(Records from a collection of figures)
┌────────
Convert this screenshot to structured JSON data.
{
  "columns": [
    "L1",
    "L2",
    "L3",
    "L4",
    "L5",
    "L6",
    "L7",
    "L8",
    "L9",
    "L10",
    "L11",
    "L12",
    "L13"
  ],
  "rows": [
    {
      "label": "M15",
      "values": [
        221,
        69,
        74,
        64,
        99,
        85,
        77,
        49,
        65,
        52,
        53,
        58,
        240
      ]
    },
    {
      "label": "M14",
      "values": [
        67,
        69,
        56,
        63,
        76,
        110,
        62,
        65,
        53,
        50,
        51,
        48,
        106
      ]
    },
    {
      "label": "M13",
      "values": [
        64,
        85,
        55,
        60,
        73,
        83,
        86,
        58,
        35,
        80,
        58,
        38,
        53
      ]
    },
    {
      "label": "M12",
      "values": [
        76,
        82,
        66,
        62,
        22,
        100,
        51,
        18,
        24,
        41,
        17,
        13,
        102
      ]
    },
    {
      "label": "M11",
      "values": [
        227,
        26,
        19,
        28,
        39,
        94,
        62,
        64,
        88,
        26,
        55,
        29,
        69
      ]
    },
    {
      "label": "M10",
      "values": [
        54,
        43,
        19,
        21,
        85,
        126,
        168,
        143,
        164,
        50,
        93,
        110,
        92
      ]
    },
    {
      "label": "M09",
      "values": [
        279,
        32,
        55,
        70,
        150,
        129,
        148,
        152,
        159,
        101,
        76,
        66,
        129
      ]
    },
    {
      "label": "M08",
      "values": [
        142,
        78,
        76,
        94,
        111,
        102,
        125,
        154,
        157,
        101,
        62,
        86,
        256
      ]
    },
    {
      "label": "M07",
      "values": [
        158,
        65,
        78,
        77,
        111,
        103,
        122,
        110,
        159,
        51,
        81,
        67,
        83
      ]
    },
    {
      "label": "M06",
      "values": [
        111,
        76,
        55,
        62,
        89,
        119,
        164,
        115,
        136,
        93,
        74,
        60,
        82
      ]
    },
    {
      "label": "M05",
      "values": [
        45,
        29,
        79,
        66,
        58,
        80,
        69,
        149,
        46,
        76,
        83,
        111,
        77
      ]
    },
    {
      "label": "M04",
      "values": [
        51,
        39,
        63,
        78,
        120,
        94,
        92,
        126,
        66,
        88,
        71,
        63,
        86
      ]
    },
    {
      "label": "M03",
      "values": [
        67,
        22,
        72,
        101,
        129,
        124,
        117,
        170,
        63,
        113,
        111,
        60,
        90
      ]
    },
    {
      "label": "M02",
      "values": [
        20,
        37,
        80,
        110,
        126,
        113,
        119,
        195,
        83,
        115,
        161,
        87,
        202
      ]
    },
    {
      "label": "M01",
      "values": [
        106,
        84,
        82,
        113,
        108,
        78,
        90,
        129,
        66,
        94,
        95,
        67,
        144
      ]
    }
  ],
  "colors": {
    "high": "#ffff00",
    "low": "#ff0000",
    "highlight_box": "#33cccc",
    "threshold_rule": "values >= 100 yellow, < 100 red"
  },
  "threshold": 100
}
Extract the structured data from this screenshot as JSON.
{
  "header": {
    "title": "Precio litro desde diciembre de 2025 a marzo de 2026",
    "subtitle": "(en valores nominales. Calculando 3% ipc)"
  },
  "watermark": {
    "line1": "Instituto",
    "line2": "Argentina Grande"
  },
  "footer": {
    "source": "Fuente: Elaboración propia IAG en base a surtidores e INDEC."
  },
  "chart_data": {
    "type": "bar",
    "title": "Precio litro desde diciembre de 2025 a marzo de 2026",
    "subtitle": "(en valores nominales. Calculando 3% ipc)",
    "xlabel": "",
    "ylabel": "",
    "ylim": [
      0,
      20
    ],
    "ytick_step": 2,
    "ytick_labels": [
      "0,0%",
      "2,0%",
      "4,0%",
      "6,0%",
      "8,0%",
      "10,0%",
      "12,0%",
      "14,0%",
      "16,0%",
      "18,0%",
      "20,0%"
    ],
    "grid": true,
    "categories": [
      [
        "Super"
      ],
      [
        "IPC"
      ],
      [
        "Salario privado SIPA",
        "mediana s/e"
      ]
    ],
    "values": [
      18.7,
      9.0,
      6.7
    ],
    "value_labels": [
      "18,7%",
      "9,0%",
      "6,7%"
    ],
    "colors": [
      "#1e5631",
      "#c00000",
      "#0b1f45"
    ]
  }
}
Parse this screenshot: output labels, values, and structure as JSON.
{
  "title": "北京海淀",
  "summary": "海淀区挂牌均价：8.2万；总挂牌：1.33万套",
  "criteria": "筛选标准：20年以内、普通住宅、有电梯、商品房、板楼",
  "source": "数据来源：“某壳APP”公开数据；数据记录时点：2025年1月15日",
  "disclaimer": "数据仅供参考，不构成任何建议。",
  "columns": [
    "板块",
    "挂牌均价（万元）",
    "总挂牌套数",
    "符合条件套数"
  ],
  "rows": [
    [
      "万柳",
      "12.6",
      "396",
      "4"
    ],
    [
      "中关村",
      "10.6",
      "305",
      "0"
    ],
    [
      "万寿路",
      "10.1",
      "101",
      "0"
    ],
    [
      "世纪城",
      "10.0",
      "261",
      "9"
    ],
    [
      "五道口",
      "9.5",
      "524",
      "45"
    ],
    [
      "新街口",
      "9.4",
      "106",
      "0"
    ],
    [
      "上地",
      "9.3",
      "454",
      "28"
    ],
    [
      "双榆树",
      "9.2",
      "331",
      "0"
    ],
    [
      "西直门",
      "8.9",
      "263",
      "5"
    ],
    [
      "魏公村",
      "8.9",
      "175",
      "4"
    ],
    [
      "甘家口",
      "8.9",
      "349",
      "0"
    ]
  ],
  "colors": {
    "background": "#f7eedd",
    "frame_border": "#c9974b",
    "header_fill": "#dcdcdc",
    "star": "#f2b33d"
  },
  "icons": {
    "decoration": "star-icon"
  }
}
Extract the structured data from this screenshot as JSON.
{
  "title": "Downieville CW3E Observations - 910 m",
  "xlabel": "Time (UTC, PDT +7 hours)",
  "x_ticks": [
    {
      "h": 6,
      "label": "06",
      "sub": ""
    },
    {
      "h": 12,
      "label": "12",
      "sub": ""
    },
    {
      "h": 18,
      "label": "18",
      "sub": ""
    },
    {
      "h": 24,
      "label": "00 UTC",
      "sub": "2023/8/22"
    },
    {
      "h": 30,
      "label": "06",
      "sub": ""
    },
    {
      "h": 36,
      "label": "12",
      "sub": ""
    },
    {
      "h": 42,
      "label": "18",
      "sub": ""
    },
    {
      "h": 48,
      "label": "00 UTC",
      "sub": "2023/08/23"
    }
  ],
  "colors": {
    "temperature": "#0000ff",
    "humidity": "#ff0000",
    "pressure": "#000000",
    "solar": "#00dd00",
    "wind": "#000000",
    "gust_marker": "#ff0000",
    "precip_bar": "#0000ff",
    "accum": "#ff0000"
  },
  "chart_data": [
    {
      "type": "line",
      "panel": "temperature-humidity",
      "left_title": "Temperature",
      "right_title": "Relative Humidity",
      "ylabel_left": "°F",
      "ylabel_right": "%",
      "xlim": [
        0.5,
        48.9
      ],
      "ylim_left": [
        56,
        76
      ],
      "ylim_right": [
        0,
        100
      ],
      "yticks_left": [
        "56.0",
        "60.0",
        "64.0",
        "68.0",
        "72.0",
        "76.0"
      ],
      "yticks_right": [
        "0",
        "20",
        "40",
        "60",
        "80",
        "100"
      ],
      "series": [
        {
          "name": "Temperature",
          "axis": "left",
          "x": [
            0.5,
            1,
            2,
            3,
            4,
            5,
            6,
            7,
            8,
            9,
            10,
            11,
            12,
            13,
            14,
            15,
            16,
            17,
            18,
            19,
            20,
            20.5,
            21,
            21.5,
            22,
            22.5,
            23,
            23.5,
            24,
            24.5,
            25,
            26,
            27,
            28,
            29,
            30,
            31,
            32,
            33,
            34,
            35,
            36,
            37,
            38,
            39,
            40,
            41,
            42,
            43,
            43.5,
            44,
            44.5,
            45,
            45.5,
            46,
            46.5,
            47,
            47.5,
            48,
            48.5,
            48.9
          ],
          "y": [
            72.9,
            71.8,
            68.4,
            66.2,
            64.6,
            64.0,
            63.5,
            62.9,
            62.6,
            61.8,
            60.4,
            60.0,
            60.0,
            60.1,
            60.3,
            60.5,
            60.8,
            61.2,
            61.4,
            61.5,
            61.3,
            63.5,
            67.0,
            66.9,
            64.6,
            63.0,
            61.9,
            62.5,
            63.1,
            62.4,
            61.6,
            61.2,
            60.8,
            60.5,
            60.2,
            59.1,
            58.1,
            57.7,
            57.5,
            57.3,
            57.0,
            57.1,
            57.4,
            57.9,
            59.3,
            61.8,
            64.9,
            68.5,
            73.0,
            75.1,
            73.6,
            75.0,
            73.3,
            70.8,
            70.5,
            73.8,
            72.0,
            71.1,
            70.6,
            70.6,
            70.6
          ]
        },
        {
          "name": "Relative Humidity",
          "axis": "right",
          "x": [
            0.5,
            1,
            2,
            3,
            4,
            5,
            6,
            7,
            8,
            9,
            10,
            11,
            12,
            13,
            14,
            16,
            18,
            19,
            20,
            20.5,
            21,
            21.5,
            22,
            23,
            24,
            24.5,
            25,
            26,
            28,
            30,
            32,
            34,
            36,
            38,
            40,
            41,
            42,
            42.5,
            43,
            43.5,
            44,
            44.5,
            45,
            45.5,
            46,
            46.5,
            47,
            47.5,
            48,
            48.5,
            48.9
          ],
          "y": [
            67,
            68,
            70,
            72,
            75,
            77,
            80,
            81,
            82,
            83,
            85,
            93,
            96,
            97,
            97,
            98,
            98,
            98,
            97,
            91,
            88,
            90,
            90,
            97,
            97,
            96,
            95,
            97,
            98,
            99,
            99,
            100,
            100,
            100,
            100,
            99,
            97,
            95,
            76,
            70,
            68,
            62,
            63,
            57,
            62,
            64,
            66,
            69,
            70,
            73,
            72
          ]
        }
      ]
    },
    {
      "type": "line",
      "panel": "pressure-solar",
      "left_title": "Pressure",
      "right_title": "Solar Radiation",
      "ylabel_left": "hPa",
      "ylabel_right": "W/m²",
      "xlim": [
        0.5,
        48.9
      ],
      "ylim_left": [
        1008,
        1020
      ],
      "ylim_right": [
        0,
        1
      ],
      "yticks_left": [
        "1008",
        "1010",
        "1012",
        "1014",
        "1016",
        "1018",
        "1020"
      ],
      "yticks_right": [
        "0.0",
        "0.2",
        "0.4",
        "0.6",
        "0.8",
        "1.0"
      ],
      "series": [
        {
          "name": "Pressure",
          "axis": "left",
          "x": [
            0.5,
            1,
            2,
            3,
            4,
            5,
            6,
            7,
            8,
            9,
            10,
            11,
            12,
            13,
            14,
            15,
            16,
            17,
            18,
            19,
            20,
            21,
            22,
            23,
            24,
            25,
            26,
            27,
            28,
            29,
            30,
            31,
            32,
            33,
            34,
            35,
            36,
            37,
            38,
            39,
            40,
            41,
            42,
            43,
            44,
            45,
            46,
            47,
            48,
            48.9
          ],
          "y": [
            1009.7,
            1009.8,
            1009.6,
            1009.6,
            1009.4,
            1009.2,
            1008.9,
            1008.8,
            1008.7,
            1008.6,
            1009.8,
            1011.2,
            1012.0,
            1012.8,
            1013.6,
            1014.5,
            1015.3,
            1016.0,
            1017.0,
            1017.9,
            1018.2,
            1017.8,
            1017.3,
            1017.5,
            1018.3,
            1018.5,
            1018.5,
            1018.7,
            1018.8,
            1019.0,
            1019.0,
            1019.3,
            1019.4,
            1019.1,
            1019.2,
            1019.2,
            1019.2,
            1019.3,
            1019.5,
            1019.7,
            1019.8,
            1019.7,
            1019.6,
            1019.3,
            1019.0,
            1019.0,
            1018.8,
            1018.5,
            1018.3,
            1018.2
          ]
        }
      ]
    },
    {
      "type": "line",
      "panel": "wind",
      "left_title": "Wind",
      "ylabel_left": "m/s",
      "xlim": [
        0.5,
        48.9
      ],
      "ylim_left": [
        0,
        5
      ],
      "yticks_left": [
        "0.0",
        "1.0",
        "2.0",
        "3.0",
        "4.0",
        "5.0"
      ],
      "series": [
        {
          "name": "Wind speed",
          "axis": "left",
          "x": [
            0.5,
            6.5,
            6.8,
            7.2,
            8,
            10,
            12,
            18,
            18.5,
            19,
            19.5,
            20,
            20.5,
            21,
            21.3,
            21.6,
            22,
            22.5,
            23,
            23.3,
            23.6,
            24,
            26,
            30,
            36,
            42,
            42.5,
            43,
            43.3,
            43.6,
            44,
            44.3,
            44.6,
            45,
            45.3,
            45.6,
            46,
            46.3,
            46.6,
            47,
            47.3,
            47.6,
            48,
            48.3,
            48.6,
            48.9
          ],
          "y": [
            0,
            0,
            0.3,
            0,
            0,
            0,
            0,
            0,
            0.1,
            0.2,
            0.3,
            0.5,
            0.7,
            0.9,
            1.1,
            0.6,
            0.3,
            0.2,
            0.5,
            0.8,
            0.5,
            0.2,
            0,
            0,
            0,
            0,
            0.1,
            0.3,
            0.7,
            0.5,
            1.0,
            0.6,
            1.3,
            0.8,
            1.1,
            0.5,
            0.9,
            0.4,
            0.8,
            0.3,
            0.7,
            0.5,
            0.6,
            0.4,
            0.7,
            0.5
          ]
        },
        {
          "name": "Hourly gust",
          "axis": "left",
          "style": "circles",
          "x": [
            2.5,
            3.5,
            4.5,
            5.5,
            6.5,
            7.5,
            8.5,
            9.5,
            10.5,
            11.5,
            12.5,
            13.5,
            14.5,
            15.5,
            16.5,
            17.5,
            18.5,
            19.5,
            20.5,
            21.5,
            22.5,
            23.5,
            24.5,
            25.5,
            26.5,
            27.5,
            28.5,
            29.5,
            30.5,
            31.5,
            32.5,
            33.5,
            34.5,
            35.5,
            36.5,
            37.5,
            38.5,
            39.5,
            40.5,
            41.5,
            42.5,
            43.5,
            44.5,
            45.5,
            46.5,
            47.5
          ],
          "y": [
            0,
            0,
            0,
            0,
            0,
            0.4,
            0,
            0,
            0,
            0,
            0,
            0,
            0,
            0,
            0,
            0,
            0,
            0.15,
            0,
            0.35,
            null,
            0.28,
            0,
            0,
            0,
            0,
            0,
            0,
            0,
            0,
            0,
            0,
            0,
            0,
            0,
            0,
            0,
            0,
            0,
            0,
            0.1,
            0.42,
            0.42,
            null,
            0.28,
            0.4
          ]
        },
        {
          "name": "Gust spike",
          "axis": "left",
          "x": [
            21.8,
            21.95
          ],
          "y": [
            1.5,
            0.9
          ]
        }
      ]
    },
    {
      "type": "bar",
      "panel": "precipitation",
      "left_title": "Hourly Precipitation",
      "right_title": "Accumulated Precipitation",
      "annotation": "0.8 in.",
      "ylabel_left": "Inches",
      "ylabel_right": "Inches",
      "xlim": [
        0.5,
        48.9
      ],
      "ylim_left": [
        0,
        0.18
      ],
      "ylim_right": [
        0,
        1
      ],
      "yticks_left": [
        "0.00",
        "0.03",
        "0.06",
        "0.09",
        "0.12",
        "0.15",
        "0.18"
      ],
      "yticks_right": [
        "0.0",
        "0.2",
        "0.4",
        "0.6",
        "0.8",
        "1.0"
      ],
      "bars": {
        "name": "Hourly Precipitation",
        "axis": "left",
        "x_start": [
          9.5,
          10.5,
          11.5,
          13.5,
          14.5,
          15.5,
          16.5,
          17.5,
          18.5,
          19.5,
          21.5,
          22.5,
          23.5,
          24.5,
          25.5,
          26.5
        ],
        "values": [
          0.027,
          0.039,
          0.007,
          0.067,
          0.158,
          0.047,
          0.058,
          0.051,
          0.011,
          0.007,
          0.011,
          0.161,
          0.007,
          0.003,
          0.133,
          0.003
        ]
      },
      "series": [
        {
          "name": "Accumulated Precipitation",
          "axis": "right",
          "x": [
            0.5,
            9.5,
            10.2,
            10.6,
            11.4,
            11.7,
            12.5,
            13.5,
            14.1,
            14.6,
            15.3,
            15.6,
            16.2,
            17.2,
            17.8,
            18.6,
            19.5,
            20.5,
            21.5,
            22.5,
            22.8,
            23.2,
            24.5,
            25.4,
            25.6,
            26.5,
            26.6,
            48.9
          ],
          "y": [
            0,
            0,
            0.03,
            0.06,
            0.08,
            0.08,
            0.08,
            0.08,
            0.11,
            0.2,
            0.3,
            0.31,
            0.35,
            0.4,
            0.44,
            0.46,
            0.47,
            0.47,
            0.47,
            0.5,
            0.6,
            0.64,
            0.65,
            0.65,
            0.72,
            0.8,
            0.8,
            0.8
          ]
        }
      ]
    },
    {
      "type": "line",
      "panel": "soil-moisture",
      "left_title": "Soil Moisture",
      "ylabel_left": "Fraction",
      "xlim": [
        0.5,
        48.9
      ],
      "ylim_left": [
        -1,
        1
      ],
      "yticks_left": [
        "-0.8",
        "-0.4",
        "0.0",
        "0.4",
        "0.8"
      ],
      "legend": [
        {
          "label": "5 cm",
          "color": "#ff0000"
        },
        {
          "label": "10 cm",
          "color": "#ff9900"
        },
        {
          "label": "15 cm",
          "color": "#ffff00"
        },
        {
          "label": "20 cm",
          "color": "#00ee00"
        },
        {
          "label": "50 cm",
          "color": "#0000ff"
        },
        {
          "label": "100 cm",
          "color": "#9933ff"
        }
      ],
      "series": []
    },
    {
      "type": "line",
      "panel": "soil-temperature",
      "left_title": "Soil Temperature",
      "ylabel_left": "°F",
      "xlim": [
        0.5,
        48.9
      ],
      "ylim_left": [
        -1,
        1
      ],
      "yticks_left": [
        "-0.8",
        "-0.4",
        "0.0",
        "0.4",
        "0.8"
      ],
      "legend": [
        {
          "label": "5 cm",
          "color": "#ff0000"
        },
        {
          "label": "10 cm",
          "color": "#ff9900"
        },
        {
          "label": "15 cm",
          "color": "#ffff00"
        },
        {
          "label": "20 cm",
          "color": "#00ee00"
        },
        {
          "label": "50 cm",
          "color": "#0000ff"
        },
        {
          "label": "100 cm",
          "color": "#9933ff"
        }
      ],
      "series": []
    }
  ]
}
└────────
Determine the number of lines in the listing that hold the word "Inches", and supply that number and nothing further.

2